**WHAT TO PRODUCE**:
Where a line holds "name", copy it.

**SUPPLIED MATERIAL**:
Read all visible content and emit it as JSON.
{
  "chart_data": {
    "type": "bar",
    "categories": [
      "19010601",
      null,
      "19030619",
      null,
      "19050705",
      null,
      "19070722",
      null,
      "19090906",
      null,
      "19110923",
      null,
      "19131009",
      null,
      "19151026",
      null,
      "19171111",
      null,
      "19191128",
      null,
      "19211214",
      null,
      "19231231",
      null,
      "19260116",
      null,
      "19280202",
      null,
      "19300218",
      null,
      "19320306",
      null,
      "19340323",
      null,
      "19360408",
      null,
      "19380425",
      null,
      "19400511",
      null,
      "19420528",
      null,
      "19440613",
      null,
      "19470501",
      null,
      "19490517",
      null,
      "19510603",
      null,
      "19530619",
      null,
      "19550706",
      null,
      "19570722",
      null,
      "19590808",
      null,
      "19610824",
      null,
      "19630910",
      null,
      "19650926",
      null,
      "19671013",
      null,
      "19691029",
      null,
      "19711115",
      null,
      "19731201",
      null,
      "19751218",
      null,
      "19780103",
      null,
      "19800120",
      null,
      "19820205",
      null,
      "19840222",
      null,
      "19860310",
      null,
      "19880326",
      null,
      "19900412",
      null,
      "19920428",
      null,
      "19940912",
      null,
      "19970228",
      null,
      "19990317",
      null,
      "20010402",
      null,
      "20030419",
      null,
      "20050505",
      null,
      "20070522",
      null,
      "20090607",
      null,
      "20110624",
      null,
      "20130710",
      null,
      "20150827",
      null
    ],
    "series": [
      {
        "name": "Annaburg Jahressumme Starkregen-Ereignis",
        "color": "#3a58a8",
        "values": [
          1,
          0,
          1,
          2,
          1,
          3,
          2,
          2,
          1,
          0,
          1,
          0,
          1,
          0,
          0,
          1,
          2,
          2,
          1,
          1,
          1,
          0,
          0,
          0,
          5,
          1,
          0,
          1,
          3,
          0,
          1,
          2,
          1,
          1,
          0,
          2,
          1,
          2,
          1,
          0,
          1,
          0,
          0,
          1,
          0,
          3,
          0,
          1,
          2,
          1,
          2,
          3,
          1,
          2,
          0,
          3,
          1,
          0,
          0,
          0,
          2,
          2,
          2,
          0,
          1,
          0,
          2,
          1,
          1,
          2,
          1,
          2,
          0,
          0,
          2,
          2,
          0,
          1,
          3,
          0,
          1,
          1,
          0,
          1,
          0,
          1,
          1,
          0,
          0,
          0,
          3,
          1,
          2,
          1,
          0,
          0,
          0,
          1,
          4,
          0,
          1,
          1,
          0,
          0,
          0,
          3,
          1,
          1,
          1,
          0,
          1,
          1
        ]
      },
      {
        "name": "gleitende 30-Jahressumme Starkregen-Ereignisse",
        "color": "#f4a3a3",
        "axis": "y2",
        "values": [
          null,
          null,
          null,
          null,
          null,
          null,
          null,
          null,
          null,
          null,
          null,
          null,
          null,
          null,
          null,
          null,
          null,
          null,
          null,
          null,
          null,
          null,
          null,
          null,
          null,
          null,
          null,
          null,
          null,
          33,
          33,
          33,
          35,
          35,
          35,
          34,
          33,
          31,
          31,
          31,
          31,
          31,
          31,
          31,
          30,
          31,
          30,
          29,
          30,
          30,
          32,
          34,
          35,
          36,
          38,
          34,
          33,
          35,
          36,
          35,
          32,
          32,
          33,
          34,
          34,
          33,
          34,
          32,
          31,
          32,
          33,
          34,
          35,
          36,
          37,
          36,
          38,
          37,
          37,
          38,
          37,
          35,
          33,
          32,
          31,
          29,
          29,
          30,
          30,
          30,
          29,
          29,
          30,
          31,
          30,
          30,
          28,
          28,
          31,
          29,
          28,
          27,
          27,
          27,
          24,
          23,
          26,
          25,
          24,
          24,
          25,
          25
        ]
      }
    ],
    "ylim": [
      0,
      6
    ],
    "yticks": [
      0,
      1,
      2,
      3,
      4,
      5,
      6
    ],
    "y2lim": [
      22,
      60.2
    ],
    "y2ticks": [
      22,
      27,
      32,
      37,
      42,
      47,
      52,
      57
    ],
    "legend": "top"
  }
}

**RESPONSE FOR THIS EXERCISE**:
        "name": "Annaburg Jahressumme Starkregen-Ereignis",
        "name": "gleitende 30-Jahressumme Starkregen-Ereignisse",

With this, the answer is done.